_TASK PROMPT_: Would you transcribe all of the data exactly, down to the last character?

■ ■ ■ ■

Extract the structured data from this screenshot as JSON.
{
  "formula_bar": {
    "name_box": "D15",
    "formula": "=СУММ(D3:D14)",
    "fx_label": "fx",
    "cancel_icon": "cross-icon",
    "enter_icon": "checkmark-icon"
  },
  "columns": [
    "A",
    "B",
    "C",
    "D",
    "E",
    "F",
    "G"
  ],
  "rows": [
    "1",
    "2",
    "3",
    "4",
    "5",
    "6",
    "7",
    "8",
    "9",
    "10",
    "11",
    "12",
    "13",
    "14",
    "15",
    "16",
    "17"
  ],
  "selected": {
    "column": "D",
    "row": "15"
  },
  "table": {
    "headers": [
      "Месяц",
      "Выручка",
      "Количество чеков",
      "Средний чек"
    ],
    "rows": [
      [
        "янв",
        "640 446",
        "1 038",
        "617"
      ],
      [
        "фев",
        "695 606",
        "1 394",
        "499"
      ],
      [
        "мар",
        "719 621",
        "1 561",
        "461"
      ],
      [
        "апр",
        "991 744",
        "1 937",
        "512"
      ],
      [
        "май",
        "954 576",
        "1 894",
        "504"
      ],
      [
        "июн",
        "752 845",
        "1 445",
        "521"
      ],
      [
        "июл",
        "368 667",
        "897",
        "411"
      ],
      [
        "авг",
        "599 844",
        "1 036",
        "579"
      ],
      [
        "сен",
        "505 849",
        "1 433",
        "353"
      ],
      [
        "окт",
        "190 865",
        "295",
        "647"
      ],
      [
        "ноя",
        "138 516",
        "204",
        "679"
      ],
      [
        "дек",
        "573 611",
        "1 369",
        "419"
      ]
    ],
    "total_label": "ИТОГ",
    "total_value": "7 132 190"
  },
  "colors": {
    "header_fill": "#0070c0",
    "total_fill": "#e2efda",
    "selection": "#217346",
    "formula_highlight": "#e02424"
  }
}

■ ■ ■ ■

_COMPLETED EXERCISE_:
Extract the structured data from this screenshot as JSON.
{
  "formula_bar": {
    "name_box": "D15",
    "formula": "=СУММ(D3:D14)",
    "fx_label": "fx",
    "cancel_icon": "cross-icon",
    "enter_icon": "checkmark-icon"
  },
  "columns": [
    "A",
    "B",
    "C",
    "D",
    "E",
    "F",
    "G"
  ],
  "rows": [
    "1",
    "2",
    "3",
    "4",
    "5",
    "6",
    "7",
    "8",
    "9",
    "10",
    "11",
    "12",
    "13",
    "14",
    "15",
    "16",
    "17"
  ],
  "selected": {
    "column": "D",
    "row": "15"
  },
  "table": {
    "headers": [
      "Месяц",
      "Выручка",
      "Количество чеков",
      "Средний чек"
    ],
    "rows": [
      [
        "янв",
        "640 446",
        "1 038",
        "617"
      ],
      [
        "фев",
        "695 606",
        "1 394",
        "499"
      ],
      [
        "мар",
        "719 621",
        "1 561",
        "461"
      ],
      [
        "апр",
        "991 744",
        "1 937",
        "512"
      ],
      [
        "май",
        "954 576",
        "1 894",
        "504"
      ],
      [
        "июн",
        "752 845",
        "1 445",
        "521"
      ],
      [
        "июл",
        "368 667",
        "897",
        "411"
      ],
      [
        "авг",
        "599 844",
        "1 036",
        "579"
      ],
      [
        "сен",
        "505 849",
        "1 433",
        "353"
      ],
      [
        "окт",
        "190 865",
        "295",
        "647"
      ],
      [
        "ноя",
        "138 516",
        "204",
        "679"
      ],
      [
        "дек",
        "573 611",
        "1 369",
        "419"
      ]
    ],
    "total_label": "ИТОГ",
    "total_value": "7 132 190"
  },
  "colors": {
    "header_fill": "#0070c0",
    "total_fill": "#e2efda",
    "selection": "#217346",
    "formula_highlight": "#e02424"
  }
}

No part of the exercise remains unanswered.